GOAL: Copy each line that contains the word "Lalu".

--- Start EXERCISE DATA ---

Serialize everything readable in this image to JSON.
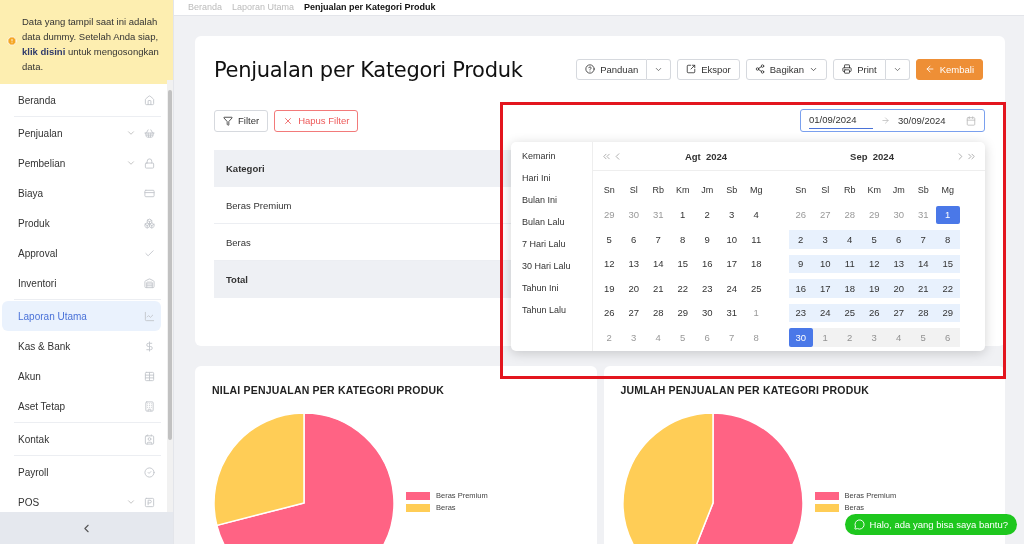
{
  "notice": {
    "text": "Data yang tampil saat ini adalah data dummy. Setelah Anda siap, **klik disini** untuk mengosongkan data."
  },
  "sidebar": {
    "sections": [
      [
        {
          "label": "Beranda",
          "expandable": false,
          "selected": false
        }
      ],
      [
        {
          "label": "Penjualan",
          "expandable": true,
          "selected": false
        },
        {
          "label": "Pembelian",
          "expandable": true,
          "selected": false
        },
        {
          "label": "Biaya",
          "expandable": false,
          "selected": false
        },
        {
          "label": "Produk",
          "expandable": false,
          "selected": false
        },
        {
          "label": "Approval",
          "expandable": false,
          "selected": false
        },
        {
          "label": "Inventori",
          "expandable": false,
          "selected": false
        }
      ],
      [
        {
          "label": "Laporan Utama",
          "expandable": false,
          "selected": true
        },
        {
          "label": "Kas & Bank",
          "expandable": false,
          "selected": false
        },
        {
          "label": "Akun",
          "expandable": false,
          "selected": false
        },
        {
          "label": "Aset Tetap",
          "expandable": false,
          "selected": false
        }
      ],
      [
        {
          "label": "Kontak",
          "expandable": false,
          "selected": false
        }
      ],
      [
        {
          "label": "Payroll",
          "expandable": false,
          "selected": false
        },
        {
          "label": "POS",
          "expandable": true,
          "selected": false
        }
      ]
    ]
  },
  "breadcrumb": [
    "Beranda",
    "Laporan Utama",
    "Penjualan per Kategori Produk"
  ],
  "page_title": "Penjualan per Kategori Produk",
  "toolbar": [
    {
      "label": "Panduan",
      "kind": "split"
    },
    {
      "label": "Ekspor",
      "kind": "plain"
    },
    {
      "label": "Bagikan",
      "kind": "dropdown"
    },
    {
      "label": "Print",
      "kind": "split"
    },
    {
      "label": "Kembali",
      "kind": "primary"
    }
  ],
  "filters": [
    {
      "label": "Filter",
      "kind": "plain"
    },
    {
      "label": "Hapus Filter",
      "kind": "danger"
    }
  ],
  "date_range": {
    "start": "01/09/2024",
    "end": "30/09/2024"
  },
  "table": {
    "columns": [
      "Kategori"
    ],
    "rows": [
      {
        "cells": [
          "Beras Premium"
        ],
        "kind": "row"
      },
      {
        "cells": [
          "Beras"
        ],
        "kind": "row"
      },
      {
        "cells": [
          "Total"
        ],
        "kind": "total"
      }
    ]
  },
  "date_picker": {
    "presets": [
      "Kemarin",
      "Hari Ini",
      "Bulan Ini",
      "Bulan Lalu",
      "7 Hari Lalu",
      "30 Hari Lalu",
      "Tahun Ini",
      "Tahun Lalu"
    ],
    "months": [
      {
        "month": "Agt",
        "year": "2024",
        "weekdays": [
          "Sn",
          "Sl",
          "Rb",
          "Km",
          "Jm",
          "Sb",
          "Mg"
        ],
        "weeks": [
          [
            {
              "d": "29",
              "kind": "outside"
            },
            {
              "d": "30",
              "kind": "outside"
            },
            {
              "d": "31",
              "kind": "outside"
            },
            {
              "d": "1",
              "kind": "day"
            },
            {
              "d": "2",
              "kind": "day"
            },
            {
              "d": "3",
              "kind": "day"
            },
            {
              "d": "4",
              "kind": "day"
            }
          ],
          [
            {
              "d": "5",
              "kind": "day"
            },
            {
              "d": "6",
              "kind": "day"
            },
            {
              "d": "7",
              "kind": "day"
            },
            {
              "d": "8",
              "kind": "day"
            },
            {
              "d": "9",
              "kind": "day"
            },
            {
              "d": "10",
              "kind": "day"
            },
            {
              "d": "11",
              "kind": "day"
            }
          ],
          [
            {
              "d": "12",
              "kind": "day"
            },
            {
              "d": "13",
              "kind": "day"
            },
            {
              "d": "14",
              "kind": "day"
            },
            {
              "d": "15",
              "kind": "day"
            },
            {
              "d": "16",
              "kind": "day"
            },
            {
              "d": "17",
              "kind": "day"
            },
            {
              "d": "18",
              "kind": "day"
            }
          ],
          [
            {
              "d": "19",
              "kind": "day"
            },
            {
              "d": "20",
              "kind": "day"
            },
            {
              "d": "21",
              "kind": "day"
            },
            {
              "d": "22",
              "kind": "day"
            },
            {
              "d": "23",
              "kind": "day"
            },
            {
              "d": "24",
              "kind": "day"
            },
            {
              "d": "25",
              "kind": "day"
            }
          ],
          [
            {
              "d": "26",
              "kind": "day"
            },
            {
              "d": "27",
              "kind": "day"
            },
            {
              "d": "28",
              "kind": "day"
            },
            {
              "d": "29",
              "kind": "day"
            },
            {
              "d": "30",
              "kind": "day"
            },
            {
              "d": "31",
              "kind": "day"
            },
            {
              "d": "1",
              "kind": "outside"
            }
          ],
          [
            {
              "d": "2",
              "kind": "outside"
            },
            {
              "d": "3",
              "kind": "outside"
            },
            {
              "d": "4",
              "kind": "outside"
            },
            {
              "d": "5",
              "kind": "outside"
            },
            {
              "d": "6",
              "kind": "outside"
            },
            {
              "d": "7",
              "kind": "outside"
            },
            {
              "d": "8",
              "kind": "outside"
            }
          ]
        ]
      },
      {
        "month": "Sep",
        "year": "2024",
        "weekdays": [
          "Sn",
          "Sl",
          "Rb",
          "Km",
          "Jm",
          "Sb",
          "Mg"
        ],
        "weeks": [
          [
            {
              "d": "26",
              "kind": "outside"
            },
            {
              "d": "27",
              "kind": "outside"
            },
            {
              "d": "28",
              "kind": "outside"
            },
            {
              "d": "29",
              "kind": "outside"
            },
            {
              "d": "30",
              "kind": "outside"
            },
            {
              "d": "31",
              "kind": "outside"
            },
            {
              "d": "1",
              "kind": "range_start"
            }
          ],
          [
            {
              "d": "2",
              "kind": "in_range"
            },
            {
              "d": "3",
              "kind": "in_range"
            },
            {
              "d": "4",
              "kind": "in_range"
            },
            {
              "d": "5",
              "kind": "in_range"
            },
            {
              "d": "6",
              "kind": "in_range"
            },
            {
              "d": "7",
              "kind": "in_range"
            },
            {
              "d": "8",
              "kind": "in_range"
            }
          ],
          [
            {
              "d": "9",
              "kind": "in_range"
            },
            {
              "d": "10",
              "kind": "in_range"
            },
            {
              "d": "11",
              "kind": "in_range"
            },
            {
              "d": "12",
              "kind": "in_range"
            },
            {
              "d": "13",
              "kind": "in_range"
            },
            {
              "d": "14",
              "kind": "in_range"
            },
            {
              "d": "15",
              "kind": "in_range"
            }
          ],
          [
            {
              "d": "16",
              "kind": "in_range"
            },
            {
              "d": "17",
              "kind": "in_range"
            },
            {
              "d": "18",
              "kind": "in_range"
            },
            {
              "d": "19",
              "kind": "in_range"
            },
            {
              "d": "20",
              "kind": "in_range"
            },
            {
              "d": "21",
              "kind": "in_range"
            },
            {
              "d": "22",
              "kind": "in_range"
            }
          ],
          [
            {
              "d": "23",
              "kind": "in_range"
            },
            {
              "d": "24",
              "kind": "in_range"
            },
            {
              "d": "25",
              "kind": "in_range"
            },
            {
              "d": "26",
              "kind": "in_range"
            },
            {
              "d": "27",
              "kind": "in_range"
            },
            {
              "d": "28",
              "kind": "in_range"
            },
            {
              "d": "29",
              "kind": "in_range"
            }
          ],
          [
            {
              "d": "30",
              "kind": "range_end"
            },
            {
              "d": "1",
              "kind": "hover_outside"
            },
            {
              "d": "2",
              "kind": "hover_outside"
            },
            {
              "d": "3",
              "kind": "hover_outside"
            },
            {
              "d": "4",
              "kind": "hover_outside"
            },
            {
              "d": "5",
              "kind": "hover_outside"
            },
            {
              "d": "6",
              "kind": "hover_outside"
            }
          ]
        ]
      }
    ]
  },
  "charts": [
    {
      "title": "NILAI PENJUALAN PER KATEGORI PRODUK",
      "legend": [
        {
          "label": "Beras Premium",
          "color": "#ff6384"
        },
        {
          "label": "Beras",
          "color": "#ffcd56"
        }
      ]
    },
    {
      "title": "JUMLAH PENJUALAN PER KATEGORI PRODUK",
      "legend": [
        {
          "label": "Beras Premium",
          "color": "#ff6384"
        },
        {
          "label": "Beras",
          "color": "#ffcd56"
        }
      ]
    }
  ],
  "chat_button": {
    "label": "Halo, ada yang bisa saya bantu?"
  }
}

--- End EXERCISE DATA ---

RESULT:
      "Bulan Lalu",
      "7 Hari Lalu",
      "30 Hari Lalu",
      "Tahun Lalu"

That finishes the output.